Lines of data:

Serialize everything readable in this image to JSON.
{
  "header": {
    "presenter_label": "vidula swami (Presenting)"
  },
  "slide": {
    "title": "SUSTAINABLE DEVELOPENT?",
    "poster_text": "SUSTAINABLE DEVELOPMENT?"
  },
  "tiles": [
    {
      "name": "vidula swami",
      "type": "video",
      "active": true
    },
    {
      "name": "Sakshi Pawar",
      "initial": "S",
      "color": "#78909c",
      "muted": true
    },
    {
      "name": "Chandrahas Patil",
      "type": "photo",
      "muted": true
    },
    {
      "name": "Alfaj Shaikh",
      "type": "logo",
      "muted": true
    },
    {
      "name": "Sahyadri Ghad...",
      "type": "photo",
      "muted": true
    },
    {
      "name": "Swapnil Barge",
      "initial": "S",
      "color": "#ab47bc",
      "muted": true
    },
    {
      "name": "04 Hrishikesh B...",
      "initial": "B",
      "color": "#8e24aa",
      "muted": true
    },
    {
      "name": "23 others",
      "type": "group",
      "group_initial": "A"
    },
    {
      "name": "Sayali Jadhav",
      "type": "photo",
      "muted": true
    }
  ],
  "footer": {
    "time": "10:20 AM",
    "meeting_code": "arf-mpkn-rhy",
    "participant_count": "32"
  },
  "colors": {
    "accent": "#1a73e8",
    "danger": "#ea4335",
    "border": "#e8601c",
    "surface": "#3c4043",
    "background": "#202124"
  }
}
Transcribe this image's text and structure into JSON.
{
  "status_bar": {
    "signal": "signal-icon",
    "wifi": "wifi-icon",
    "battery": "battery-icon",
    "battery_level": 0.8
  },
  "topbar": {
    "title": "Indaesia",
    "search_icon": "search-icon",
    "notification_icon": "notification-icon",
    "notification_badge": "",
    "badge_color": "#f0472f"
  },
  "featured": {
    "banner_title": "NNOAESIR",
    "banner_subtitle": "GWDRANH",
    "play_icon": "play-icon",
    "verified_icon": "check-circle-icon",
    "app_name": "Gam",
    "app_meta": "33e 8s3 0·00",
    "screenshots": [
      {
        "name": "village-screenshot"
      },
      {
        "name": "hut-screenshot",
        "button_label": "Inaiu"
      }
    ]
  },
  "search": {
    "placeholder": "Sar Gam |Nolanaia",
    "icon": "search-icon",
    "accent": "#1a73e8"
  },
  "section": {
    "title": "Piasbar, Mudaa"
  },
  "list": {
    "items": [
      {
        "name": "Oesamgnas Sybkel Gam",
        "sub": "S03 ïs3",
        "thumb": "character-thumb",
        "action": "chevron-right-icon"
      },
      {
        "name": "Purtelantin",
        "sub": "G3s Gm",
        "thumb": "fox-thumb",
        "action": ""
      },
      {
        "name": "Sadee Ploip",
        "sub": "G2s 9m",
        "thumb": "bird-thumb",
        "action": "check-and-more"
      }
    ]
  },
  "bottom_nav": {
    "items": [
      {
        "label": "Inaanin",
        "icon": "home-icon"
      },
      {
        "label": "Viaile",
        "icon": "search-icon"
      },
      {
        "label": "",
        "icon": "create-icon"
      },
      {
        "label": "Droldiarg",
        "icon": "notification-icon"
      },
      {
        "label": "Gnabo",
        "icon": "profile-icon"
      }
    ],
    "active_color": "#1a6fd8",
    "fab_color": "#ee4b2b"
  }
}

---

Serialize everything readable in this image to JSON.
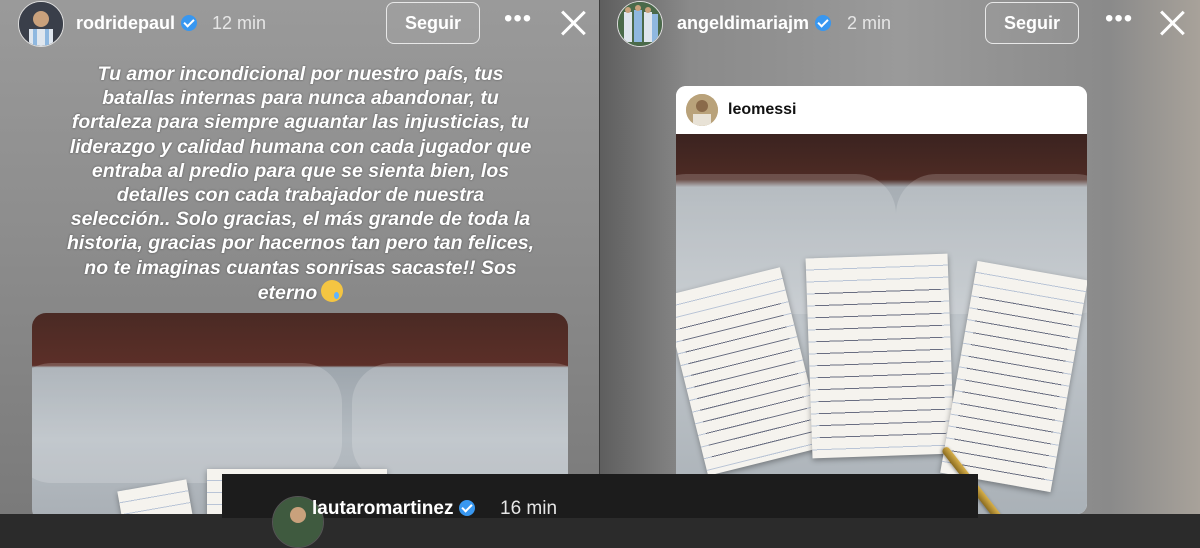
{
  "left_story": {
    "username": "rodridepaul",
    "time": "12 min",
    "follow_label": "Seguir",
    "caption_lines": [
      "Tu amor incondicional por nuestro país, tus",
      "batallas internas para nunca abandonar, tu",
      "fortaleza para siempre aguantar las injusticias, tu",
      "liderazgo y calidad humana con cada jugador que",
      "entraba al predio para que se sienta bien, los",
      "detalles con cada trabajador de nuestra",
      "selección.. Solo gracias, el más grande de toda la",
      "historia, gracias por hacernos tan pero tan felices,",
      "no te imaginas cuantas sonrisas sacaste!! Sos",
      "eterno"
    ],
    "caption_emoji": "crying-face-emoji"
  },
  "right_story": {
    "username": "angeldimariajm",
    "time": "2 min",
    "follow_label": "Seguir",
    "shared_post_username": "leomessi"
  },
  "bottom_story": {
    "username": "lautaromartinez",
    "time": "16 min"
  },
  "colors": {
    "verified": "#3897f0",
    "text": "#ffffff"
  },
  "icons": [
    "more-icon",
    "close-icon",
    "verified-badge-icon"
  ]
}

Task objective =
Where a line of the entries contains the word "time", copy that line.

Expected output =
    "time": "10:20 AM",
    "time": "12 min",
    "time": "2 min",
    "time": "16 min"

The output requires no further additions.